> Do this: Please render the lines of the listing starting at the line containing "legend-item[interactable]: 本月近15日 (112, 1002, 229, 1019)" and ending at the line containing "status-tile: ***P11,020,322KWh1,121,613 (1164, 252, 1300, 393)", both included, as a JSON list of strings with one string per line. Leave out any blank lines.
----------
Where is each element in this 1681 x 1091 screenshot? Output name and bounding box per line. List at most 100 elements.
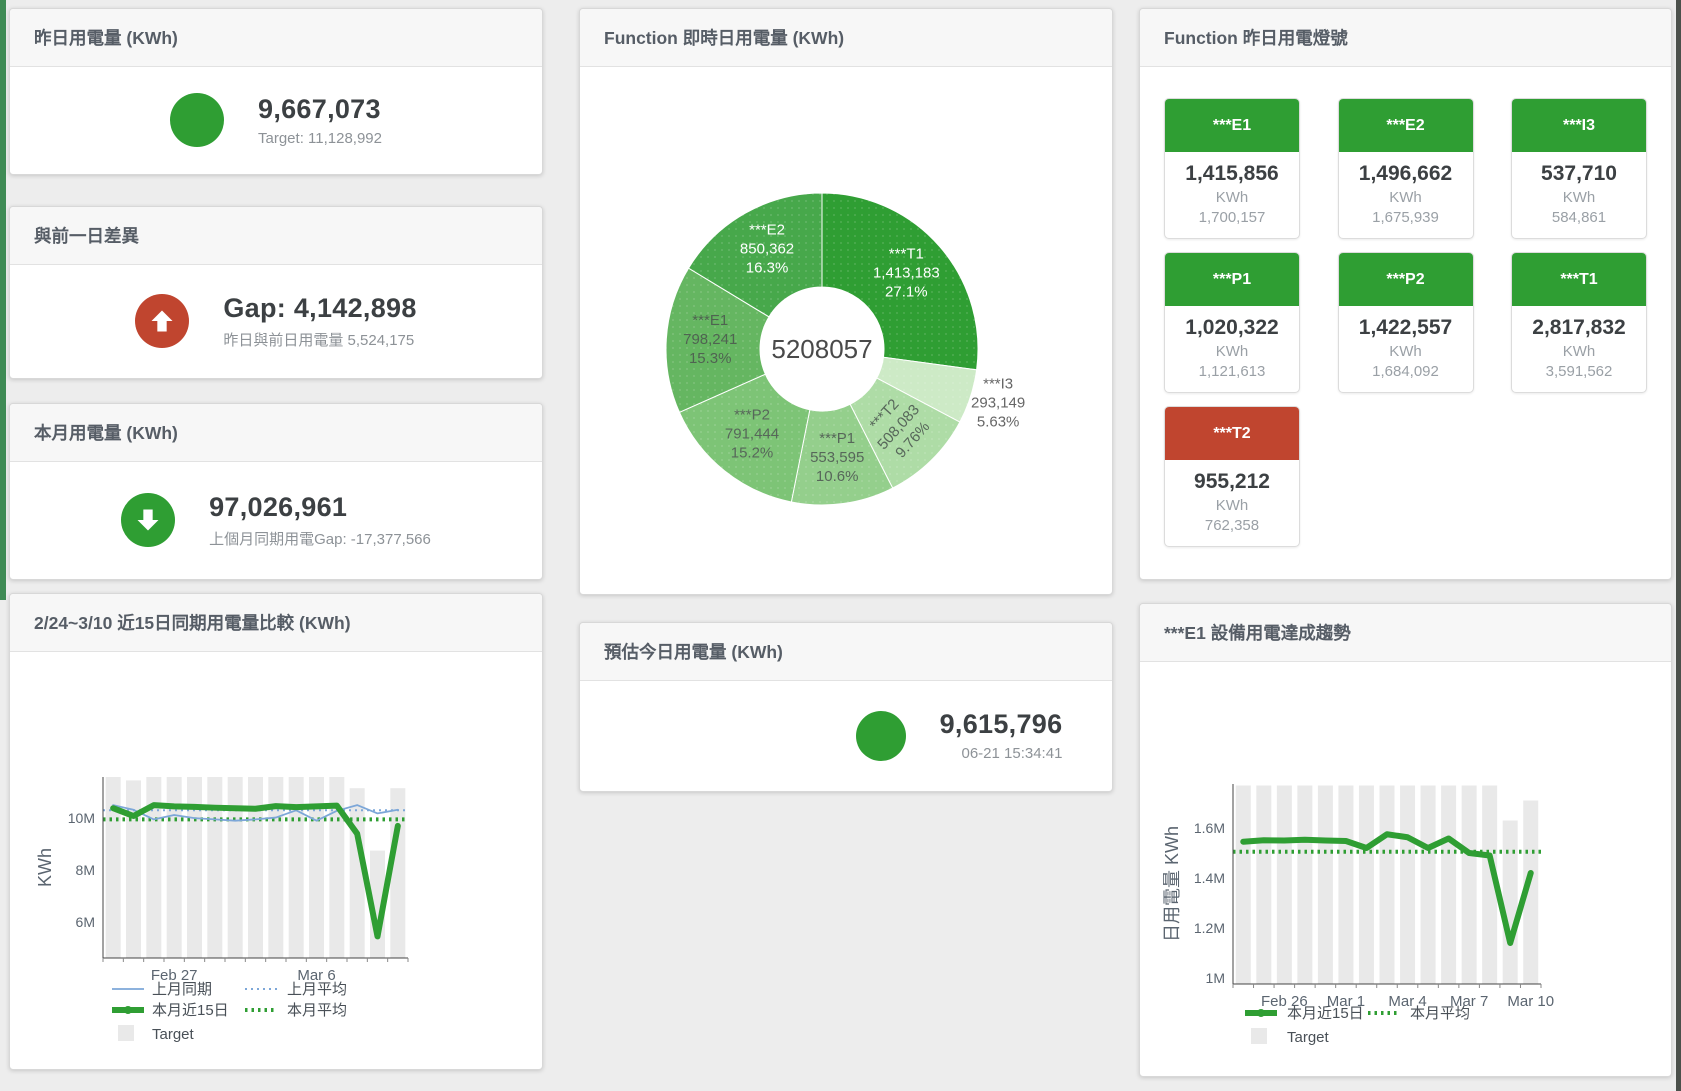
legend-item[interactable]: 本月近15日 (112, 1002, 229, 1019)
target-bar (1503, 821, 1518, 985)
panel-title-text: 與前一日差異 (34, 223, 139, 248)
target-bar (1380, 786, 1395, 985)
legend-item[interactable]: Target (1251, 1028, 1330, 1046)
sidebar-edge (0, 0, 6, 600)
svg-text:Target: Target (1287, 1029, 1330, 1046)
target-bar (1256, 786, 1271, 985)
stat-row: 9,667,073 Target: 11,128,992 (170, 93, 382, 147)
tile-value: 955,212 (1169, 470, 1295, 494)
legend-item[interactable]: 本月平均 (245, 1002, 347, 1019)
svg-text:上月平均: 上月平均 (287, 981, 347, 998)
target-bar (106, 777, 121, 958)
svg-text:850,362: 850,362 (740, 240, 794, 257)
tile-value: 537,710 (1516, 162, 1642, 186)
tile-target: 1,700,157 (1169, 209, 1295, 226)
status-tile: ***P11,020,322KWh1,121,613 (1164, 252, 1300, 393)
panel-realtime-donut: Function 即時日用電量 (KWh) ***T11,413,18327.1… (579, 8, 1113, 595)
target-bar (1400, 786, 1415, 985)
target-bar (1441, 786, 1456, 985)
target-bar (207, 777, 222, 958)
tile-header: ***T1 (1512, 253, 1646, 306)
y-tick-label: 1.6M (1194, 820, 1225, 836)
target-bar (1462, 786, 1477, 985)
panel-title-text: 昨日用電量 (KWh) (34, 25, 178, 50)
panel-title: ***E1 設備用電達成趨勢 (1140, 604, 1671, 662)
svg-text:553,595: 553,595 (810, 449, 864, 466)
svg-text:1,413,183: 1,413,183 (873, 264, 940, 281)
tile-target: 3,591,562 (1516, 363, 1642, 380)
panel-status-lights: Function 昨日用電燈號 ***E11,415,856KWh1,700,1… (1139, 8, 1672, 580)
target-bar (390, 788, 405, 958)
donut-center-label: 5208057 (771, 334, 872, 364)
y-tick-label: 1.2M (1194, 920, 1225, 936)
red-up-arrow-icon (135, 294, 189, 348)
panel-title: 本月用電量 (KWh) (10, 404, 542, 462)
stat-value: 9,615,796 (940, 709, 1063, 740)
legend-item[interactable]: Target (118, 1025, 195, 1043)
stat-timestamp: 06-21 15:34:41 (940, 745, 1063, 762)
y-axis-label: 日用電量 KWh (1162, 826, 1182, 942)
y-tick-label: 1.4M (1194, 870, 1225, 886)
tile-target: 1,121,613 (1169, 363, 1295, 380)
target-bar (1421, 786, 1436, 985)
legend-item[interactable]: 上月平均 (245, 981, 347, 998)
svg-text:15.2%: 15.2% (731, 444, 774, 461)
svg-text:Target: Target (152, 1026, 195, 1043)
svg-text:293,149: 293,149 (971, 395, 1025, 412)
target-bar (228, 777, 243, 958)
svg-text:上月同期: 上月同期 (152, 981, 212, 998)
lights-grid: ***E11,415,856KWh1,700,157***E21,496,662… (1140, 66, 1671, 579)
svg-text:798,241: 798,241 (683, 331, 737, 348)
status-tile: ***E21,496,662KWh1,675,939 (1338, 98, 1474, 239)
tile-unit: KWh (1169, 343, 1295, 360)
stat-subtitle: 上個月同期用電Gap: -17,377,566 (209, 528, 431, 549)
target-bar (1297, 786, 1312, 985)
legend-item[interactable]: 本月平均 (1368, 1005, 1470, 1022)
panel-title-text: ***E1 設備用電達成趨勢 (1164, 620, 1351, 645)
y-tick-label: 8M (76, 862, 95, 878)
tile-value: 1,020,322 (1169, 316, 1295, 340)
status-tile: ***P21,422,557KWh1,684,092 (1338, 252, 1474, 393)
svg-text:本月近15日: 本月近15日 (1287, 1005, 1364, 1022)
svg-text:***P1: ***P1 (819, 430, 855, 447)
legend-item[interactable]: 上月同期 (112, 981, 212, 998)
panel-estimate-today: 預估今日用電量 (KWh) 9,615,796 06-21 15:34:41 (579, 622, 1113, 792)
svg-text:本月平均: 本月平均 (1410, 1005, 1470, 1022)
stat-value: 9,667,073 (258, 94, 382, 125)
tile-unit: KWh (1343, 343, 1469, 360)
panel-title-text: Function 昨日用電燈號 (1164, 25, 1348, 50)
panel-title-text: 2/24~3/10 近15日同期用電量比較 (KWh) (34, 610, 351, 635)
stat-subtitle: Target: 11,128,992 (258, 130, 382, 147)
green-status-circle-icon (170, 93, 224, 147)
y-axis-label: KWh (35, 848, 55, 887)
slice-label: ***I3293,1495.63% (971, 376, 1025, 431)
dashboard: 昨日用電量 (KWh) 9,667,073 Target: 11,128,992… (0, 0, 1681, 1091)
target-bar (1277, 786, 1292, 985)
panel-yesterday-usage: 昨日用電量 (KWh) 9,667,073 Target: 11,128,992 (9, 8, 543, 175)
tile-value: 1,422,557 (1343, 316, 1469, 340)
svg-text:***E2: ***E2 (749, 221, 785, 238)
stat-value: 97,026,961 (209, 492, 431, 523)
svg-text:***E1: ***E1 (692, 312, 728, 329)
tile-target: 1,675,939 (1343, 209, 1469, 226)
green-status-circle-icon (856, 711, 906, 761)
target-bar (1359, 786, 1374, 985)
svg-text:本月近15日: 本月近15日 (152, 1002, 229, 1019)
target-bar (126, 780, 141, 958)
tile-unit: KWh (1343, 189, 1469, 206)
status-tile: ***T12,817,832KWh3,591,562 (1511, 252, 1647, 393)
scrollbar[interactable] (1676, 0, 1681, 1091)
svg-text:5.63%: 5.63% (977, 414, 1020, 431)
panel-title: 昨日用電量 (KWh) (10, 9, 542, 67)
svg-text:16.3%: 16.3% (746, 259, 789, 276)
stat-subtitle: 昨日與前日用電量 5,524,175 (223, 329, 416, 350)
target-bar (1338, 786, 1353, 985)
panel-gap-previous-day: 與前一日差異 Gap: 4,142,898 昨日與前日用電量 5,524,175 (9, 206, 543, 379)
panel-title-text: 本月用電量 (KWh) (34, 420, 178, 445)
tile-value: 1,496,662 (1343, 162, 1469, 186)
svg-text:15.3%: 15.3% (689, 350, 732, 367)
panel-title-text: Function 即時日用電量 (KWh) (604, 25, 844, 50)
y-tick-label: 10M (68, 810, 95, 826)
panel-month-usage: 本月用電量 (KWh) 97,026,961 上個月同期用電Gap: -17,3… (9, 403, 543, 580)
svg-text:***T1: ***T1 (889, 245, 924, 262)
----------
> Task solution:
[
  "legend-item[interactable]: 本月近15日 (112, 1002, 229, 1019)",
  "target-bar (1503, 821, 1518, 985)",
  "panel-title-text: 與前一日差異 (34, 223, 139, 248)",
  "target-bar (1380, 786, 1395, 985)",
  "legend-item[interactable]: Target (1251, 1028, 1330, 1046)",
  "sidebar-edge (0, 0, 6, 600)",
  "svg-text:Target: Target (1287, 1029, 1330, 1046)",
  "target-bar (1256, 786, 1271, 985)",
  "stat-row: 9,667,073 Target: 11,128,992 (170, 93, 382, 147)",
  "tile-value: 955,212 (1169, 470, 1295, 494)",
  "legend-item[interactable]: 本月平均 (245, 1002, 347, 1019)",
  "svg-text:上月平均: 上月平均 (287, 981, 347, 998)",
  "target-bar (106, 777, 121, 958)",
  "svg-text:850,362: 850,362 (740, 240, 794, 257)",
  "tile-value: 537,710 (1516, 162, 1642, 186)",
  "tile-target: 1,700,157 (1169, 209, 1295, 226)",
  "status-tile: ***P11,020,322KWh1,121,613 (1164, 252, 1300, 393)"
]